Extract every entry word for word.

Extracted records
========

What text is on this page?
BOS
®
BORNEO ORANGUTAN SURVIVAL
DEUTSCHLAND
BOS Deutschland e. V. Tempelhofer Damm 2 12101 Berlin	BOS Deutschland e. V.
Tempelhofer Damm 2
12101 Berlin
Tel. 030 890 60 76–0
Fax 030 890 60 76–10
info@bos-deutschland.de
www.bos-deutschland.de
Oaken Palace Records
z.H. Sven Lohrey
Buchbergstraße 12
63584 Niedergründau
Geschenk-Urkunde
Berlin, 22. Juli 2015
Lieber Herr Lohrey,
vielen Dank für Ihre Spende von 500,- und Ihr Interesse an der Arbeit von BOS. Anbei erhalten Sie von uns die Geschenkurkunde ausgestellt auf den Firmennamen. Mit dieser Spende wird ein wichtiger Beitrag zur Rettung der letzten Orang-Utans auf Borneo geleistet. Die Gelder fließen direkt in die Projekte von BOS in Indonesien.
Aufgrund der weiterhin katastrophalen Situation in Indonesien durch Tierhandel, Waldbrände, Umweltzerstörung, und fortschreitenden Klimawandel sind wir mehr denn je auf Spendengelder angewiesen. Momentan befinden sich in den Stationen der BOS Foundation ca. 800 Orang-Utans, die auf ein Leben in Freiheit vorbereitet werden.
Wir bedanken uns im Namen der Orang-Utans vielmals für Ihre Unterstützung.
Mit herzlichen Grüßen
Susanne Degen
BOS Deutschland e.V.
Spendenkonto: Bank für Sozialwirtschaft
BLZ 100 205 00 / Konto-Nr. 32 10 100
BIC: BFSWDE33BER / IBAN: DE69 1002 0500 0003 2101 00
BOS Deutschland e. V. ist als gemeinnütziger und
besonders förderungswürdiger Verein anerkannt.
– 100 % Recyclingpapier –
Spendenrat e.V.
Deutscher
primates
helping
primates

========

ANSWER IN FULL
What text is on this page?
BOS
®
BORNEO ORANGUTAN SURVIVAL
DEUTSCHLAND
BOS Deutschland e. V. Tempelhofer Damm 2 12101 Berlin	BOS Deutschland e. V.
Tempelhofer Damm 2
12101 Berlin
Tel. 030 890 60 76–0
Fax 030 890 60 76–10
info@bos-deutschland.de
www.bos-deutschland.de
Oaken Palace Records
z.H. Sven Lohrey
Buchbergstraße 12
63584 Niedergründau
Geschenk-Urkunde
Berlin, 22. Juli 2015
Lieber Herr Lohrey,
vielen Dank für Ihre Spende von 500,- und Ihr Interesse an der Arbeit von BOS. Anbei erhalten Sie von uns die Geschenkurkunde ausgestellt auf den Firmennamen. Mit dieser Spende wird ein wichtiger Beitrag zur Rettung der letzten Orang-Utans auf Borneo geleistet. Die Gelder fließen direkt in die Projekte von BOS in Indonesien.
Aufgrund der weiterhin katastrophalen Situation in Indonesien durch Tierhandel, Waldbrände, Umweltzerstörung, und fortschreitenden Klimawandel sind wir mehr denn je auf Spendengelder angewiesen. Momentan befinden sich in den Stationen der BOS Foundation ca. 800 Orang-Utans, die auf ein Leben in Freiheit vorbereitet werden.
Wir bedanken uns im Namen der Orang-Utans vielmals für Ihre Unterstützung.
Mit herzlichen Grüßen
Susanne Degen
BOS Deutschland e.V.
Spendenkonto: Bank für Sozialwirtschaft
BLZ 100 205 00 / Konto-Nr. 32 10 100
BIC: BFSWDE33BER / IBAN: DE69 1002 0500 0003 2101 00
BOS Deutschland e. V. ist als gemeinnütziger und
besonders förderungswürdiger Verein anerkannt.
– 100 % Recyclingpapier –
Spendenrat e.V.
Deutscher
primates
helping
primates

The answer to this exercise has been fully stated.